┌─ MATERIAL PROVIDED
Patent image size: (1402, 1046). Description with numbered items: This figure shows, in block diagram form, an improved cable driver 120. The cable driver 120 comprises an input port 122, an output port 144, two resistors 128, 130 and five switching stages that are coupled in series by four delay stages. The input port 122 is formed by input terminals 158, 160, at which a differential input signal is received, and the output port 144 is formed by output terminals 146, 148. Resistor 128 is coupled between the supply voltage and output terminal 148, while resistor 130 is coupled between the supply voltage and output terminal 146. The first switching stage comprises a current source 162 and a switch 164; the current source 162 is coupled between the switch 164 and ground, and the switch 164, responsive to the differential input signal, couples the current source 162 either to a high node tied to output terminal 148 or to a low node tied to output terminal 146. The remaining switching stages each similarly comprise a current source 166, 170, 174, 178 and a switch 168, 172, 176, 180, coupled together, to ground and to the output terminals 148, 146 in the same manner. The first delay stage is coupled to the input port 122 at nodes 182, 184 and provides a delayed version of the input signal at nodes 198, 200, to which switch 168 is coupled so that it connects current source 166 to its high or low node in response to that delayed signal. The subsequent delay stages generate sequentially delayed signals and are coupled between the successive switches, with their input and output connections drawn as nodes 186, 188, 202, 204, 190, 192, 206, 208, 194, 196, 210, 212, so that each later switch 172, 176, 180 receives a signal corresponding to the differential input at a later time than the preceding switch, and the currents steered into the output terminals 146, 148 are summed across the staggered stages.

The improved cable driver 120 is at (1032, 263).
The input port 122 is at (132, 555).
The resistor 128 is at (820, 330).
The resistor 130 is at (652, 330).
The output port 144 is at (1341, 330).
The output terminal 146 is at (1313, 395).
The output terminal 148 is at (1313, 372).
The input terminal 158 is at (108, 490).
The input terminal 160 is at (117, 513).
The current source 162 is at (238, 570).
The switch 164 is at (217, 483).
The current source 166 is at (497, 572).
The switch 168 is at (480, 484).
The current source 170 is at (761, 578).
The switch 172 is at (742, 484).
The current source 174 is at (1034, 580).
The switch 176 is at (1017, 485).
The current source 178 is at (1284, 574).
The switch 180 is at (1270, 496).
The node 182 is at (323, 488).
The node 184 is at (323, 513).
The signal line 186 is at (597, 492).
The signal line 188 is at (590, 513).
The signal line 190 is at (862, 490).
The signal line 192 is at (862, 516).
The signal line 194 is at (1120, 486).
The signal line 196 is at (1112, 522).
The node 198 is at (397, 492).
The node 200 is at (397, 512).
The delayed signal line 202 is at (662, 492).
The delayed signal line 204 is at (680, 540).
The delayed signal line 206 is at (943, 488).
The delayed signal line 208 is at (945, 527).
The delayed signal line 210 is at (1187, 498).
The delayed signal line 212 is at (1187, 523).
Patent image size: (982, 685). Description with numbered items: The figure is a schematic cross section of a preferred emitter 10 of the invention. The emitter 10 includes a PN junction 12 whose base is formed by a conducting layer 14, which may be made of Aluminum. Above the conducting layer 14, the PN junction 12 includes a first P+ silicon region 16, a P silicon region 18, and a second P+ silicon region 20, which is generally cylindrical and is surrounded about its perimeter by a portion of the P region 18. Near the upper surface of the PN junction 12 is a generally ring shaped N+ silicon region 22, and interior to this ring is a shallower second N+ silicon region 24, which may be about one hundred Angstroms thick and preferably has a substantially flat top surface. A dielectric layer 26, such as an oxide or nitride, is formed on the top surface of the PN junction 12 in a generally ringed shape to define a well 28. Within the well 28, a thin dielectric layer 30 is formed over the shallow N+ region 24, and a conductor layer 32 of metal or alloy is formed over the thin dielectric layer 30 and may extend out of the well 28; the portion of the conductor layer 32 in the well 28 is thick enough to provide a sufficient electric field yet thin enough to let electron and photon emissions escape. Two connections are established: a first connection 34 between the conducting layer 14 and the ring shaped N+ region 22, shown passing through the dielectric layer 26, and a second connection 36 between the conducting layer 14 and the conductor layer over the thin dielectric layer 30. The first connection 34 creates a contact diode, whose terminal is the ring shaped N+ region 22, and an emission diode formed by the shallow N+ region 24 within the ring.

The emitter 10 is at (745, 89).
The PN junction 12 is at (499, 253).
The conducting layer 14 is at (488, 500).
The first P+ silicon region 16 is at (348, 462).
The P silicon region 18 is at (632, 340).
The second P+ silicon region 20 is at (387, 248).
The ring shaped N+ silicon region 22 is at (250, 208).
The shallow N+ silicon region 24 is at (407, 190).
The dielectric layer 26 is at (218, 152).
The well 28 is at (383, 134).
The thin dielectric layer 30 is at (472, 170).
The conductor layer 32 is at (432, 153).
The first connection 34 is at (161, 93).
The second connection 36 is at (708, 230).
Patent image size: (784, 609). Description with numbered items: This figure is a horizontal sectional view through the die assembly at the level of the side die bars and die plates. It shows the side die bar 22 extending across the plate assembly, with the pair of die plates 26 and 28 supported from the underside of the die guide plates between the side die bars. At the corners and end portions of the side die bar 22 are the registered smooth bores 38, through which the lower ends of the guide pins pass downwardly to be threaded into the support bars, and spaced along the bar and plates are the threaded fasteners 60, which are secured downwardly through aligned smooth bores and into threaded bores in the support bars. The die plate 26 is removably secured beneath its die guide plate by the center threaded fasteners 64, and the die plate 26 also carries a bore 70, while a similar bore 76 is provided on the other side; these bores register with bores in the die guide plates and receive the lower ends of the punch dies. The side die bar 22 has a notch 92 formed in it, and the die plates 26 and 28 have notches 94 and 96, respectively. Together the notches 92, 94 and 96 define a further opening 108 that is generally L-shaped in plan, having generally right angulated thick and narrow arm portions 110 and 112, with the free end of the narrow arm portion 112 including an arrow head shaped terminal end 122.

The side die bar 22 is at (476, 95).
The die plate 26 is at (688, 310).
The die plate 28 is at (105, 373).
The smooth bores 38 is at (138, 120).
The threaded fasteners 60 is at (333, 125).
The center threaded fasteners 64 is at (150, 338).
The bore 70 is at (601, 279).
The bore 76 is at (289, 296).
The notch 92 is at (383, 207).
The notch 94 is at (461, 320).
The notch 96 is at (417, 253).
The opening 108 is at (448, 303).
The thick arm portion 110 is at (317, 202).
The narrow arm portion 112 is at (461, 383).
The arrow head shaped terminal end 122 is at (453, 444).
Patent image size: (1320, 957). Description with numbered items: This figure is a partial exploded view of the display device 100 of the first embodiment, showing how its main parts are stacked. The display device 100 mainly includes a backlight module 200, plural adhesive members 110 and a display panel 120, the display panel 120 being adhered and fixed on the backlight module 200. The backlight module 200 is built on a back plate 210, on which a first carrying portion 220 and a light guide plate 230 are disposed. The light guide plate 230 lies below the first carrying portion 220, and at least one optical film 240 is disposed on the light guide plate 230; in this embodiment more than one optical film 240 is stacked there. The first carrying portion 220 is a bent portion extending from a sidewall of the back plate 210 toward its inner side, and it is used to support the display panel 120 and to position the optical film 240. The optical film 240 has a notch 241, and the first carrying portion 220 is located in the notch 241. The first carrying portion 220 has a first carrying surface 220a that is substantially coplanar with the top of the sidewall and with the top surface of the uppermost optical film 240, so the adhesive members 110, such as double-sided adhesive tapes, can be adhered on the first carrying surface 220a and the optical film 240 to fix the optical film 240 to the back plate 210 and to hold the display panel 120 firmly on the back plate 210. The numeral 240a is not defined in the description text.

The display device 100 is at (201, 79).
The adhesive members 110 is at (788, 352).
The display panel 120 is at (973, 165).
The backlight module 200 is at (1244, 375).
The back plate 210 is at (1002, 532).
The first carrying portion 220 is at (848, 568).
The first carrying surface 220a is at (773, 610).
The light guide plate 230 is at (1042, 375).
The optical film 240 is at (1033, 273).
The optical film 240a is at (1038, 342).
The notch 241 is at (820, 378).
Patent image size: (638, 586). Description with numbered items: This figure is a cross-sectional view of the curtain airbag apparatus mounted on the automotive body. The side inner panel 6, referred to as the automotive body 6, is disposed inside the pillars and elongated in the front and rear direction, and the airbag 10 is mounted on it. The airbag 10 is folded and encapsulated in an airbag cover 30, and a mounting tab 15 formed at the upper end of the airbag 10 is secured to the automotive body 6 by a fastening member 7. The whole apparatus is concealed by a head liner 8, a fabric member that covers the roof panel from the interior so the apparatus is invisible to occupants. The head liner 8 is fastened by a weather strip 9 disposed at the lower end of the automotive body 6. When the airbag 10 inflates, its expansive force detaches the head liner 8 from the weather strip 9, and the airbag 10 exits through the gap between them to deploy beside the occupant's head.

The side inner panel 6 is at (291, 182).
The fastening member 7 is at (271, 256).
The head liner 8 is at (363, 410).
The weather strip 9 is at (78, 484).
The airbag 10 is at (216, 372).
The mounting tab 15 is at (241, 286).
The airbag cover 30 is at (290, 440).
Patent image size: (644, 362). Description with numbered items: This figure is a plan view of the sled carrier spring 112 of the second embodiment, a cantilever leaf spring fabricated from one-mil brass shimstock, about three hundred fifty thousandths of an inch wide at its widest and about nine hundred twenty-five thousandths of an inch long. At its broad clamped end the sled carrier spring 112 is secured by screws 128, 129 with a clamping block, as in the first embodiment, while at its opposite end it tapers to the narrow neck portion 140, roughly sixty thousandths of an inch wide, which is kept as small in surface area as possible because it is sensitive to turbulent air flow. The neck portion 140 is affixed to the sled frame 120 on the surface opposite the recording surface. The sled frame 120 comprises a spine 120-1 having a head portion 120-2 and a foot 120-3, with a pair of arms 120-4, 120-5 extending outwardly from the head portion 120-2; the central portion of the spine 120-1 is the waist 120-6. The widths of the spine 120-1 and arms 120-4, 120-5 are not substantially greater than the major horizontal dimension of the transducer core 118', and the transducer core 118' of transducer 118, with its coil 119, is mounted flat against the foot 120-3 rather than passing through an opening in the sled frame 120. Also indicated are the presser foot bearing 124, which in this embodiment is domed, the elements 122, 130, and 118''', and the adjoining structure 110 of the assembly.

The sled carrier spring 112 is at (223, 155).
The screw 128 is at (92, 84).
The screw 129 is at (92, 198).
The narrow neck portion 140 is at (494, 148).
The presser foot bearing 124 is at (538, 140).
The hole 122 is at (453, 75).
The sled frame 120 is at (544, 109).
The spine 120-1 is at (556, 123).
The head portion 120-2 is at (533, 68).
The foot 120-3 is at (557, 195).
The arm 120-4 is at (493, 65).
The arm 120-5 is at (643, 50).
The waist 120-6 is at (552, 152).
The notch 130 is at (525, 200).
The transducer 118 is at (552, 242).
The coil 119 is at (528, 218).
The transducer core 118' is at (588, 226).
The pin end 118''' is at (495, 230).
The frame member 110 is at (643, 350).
└─
• SET PROBLEM: Copy the records above again, starting with the line containing "Patent image size: (982, 685)." and going on through the line containing "The second P+", swapping "schematic" for "simplified" and leaving everything else the same.

• WORKED SOLUTION:
Patent image size: (982, 685). Description with numbered items: The figure is a simplified cross section of a preferred emitter 10 of the invention. The emitter 10 includes a PN junction 12 whose base is formed by a conducting layer 14, which may be made of Aluminum. Above the conducting layer 14, the PN junction 12 includes a first P+ silicon region 16, a P silicon region 18, and a second P+ silicon region 20, which is generally cylindrical and is surrounded about its perimeter by a portion of the P region 18. Near the upper surface of the PN junction 12 is a generally ring shaped N+ silicon region 22, and interior to this ring is a shallower second N+ silicon region 24, which may be about one hundred Angstroms thick and preferably has a substantially flat top surface. A dielectric layer 26, such as an oxide or nitride, is formed on the top surface of the PN junction 12 in a generally ringed shape to define a well 28. Within the well 28, a thin dielectric layer 30 is formed over the shallow N+ region 24, and a conductor layer 32 of metal or alloy is formed over the thin dielectric layer 30 and may extend out of the well 28; the portion of the conductor layer 32 in the well 28 is thick enough to provide a sufficient electric field yet thin enough to let electron and photon emissions escape. Two connections are established: a first connection 34 between the conducting layer 14 and the ring shaped N+ region 22, shown passing through the dielectric layer 26, and a second connection 36 between the conducting layer 14 and the conductor layer over the thin dielectric layer 30. The first connection 34 creates a contact diode, whose terminal is the ring shaped N+ region 22, and an emission diode formed by the shallow N+ region 24 within the ring.

The emitter 10 is at (745, 89).
The PN junction 12 is at (499, 253).
The conducting layer 14 is at (488, 500).
The first P+ silicon region 16 is at (348, 462).
The P silicon region 18 is at (632, 340).
The second P+ silicon region 20 is at (387, 248).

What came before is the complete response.